[STATED GOAL 1]
Render the listing from its first line through the line containing "y-right-tick-label: 5 % [579,335,608,354]", both ends included, as a numbered list with blank lines omitted.

[SOURCE EXTRACT]
- Associated Press - Sunday, May 6, 2018

ARLINGTON HEIGHTS, Ill. (AP) - Former Arlington Heights resident David Bolton’s terrifying, disturbing and heartbreaking childhood vacation memory still intrudes on his daily life more than six decades later. It’s a cold day, but the front door of his house is propped open so the 10 stray cats he feeds can come and go as they please, explains the 71-year-old man, who now lives on Chicago’s Northwest Side. Aside from a dining room table and chairs and a few perches for cats, his living room is bare. A framed poster for a booklet he wrote, “A Hike Around The Lake,” hangs on the wall.

Even before that hike during the summer when he was 10 years old, “my childhood was horrible. It really was,” Bolton says. His father and mother divorced when he was a toddler and his mom remarried an abusive man when Bolton was 5. His much older siblings already were grown and out of the house, and Bolton said he saw his stepdad beat his mother at times.

“I hate men,” his mother told the boy repeatedly. When he brought home poor grades, she’d say, “Oh, Dave, you’re so dumb.” He feared his stepdad and hated spending time at home. That’s why he was looking forward to a trip with his mother to a resort on one of the little Wisconsin lakes between Chicago and Milwaukee.

He met other boys his age there, and one older teen.

“He had a round face and said his name was John,” Bolton says of the teen. Decades later, Bolton came to conclude that kid was serial killer John Wayne Gacy, who was executed May 10, 1994, after a jury convicted him of murdering 33 boys and young men and burying most of them in the crawl space of his home in unincorporated Des Plaines.

“It hit me like a ton of bricks,” Bolton says, adding that an attorney who worked on the Gacy case told him the killer had worked in Wisconsin as a teen. “I can’t prove it, but that was him.”

The internet features stories from people who claim they escaped encounters with Gacy.

“There were plenty of his victims that got away, thankfully,” Cook County Sheriff Tom Dart told ABC 7 in 2011. “Some of those came forward back then and gave a lot of the details. Some of them didn’t know who this guy was.”

[SUPPLIED ENTRIES]
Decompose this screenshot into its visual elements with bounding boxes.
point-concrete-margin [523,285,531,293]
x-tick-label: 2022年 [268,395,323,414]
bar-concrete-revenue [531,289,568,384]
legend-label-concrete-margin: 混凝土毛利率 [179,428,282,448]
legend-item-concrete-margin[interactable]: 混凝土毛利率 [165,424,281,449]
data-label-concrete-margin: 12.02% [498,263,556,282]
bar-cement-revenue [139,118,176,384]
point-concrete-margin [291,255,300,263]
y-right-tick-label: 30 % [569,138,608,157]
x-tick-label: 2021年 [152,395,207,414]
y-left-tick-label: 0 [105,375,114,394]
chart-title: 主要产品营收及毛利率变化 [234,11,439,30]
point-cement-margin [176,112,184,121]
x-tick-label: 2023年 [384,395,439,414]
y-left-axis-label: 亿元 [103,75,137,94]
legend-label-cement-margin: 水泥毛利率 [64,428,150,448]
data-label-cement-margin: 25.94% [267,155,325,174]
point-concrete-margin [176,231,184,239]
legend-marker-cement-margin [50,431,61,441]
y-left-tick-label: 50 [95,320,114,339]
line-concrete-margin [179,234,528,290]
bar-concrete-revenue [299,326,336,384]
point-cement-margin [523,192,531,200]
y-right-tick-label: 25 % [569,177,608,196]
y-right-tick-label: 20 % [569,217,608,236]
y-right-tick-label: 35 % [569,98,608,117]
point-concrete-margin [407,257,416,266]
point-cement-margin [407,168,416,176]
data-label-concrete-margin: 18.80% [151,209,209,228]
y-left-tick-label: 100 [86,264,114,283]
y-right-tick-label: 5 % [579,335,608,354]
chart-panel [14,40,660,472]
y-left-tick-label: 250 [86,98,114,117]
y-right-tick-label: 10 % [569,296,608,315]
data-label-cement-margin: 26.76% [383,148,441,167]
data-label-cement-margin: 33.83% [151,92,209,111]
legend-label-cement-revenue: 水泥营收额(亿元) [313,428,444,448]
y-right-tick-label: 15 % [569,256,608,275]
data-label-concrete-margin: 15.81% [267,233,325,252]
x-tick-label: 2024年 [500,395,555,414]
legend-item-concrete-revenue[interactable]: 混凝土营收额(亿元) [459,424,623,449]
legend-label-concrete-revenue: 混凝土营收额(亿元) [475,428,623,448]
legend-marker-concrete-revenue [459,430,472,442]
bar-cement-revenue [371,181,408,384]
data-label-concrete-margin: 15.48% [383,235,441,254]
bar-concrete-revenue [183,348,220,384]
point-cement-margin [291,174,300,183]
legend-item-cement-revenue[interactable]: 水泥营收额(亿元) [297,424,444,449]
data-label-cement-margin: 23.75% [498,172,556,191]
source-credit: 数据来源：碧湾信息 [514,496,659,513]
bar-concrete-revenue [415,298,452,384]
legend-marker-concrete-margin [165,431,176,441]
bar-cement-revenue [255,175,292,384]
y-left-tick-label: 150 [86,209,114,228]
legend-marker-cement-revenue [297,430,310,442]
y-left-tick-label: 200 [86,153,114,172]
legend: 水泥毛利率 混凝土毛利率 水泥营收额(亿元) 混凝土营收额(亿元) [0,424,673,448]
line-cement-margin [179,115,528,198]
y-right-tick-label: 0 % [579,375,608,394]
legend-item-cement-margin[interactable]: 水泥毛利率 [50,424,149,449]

[STATED GOAL 2]
Write the next part of the article on David Bolton's suspected childhood encounter with John Wayne Gacy, starting after its final sentence.

[RESULT 1]
1. Decompose this screenshot into its visual elements with bounding boxes.
2. point-concrete-margin [523,285,531,293]
3. x-tick-label: 2022年 [268,395,323,414]
4. bar-concrete-revenue [531,289,568,384]
5. legend-label-concrete-margin: 混凝土毛利率 [179,428,282,448]
6. legend-item-concrete-margin[interactable]: 混凝土毛利率 [165,424,281,449]
7. data-label-concrete-margin: 12.02% [498,263,556,282]
8. bar-cement-revenue [139,118,176,384]
9. point-concrete-margin [291,255,300,263]
10. y-right-tick-label: 30 % [569,138,608,157]
11. x-tick-label: 2021年 [152,395,207,414]
12. y-left-tick-label: 0 [105,375,114,394]
13. chart-title: 主要产品营收及毛利率变化 [234,11,439,30]
14. point-cement-margin [176,112,184,121]
15. x-tick-label: 2023年 [384,395,439,414]
16. y-left-axis-label: 亿元 [103,75,137,94]
17. legend-label-cement-margin: 水泥毛利率 [64,428,150,448]
18. data-label-cement-margin: 25.94% [267,155,325,174]
19. point-concrete-margin [176,231,184,239]
20. legend-marker-cement-margin [50,431,61,441]
21. y-left-tick-label: 50 [95,320,114,339]
22. line-concrete-margin [179,234,528,290]
23. bar-concrete-revenue [299,326,336,384]
24. point-cement-margin [523,192,531,200]
25. y-right-tick-label: 25 % [569,177,608,196]
26. y-right-tick-label: 20 % [569,217,608,236]
27. y-right-tick-label: 35 % [569,98,608,117]
28. point-concrete-margin [407,257,416,266]
29. point-cement-margin [407,168,416,176]
30. data-label-concrete-margin: 18.80% [151,209,209,228]
31. y-left-tick-label: 100 [86,264,114,283]
32. y-right-tick-label: 5 % [579,335,608,354]

[RESULT 2]
Bolton says he believes he came close to being Gacy’s first murder victim.

“He said he had a day off and asked me if I wanted to go fishing,” Bolton remembers of the teen he believes was Gacy. “I said, ’Yeah, let’s go fishing.’”

The next day, they set off in a little row boat.

“We didn’t catch anything,” Bolton says. “Then it got really ugly. He took me over to this area out of view of people and there was this big tree hanging over the water. There were lily pads there. He taught me how to catch frogs.”

“As long as you don’t move they won’t notice you,” Bolton remembers the teen saying. Both boys caught frogs.

“Then he pulled out a knife and stabbed the frog,” Bolton says, recalling that he was horrified by the cruelty. “Then he told me to do the same thing.”

Bolton, grimacing at the memory, explains how he felt powerless to refuse the order from an older, bigger boy.

“I was scared of him. I didn’t want to do it, but I did,” Bolton says.

“We killed quite a few frogs. He hung them over the branch. He acted tough, ’We’re men. We’re hunters,’ that kind of baloney,” recalls Bolton, who felt more sick than anything else. “I can’t even look at a frog to this day. If TV ads come on with a frog, I have to turn away.”

Unable to stand up for himself, Bolton says things got worse.

“A couple days later, he said, ’Let’s go for a hike around the lake,’” says Bolton, who still anguishes over his inability to refuse. “He took me to a thicket. It wasn’t that far from the resort, but it was very thick and out of view.”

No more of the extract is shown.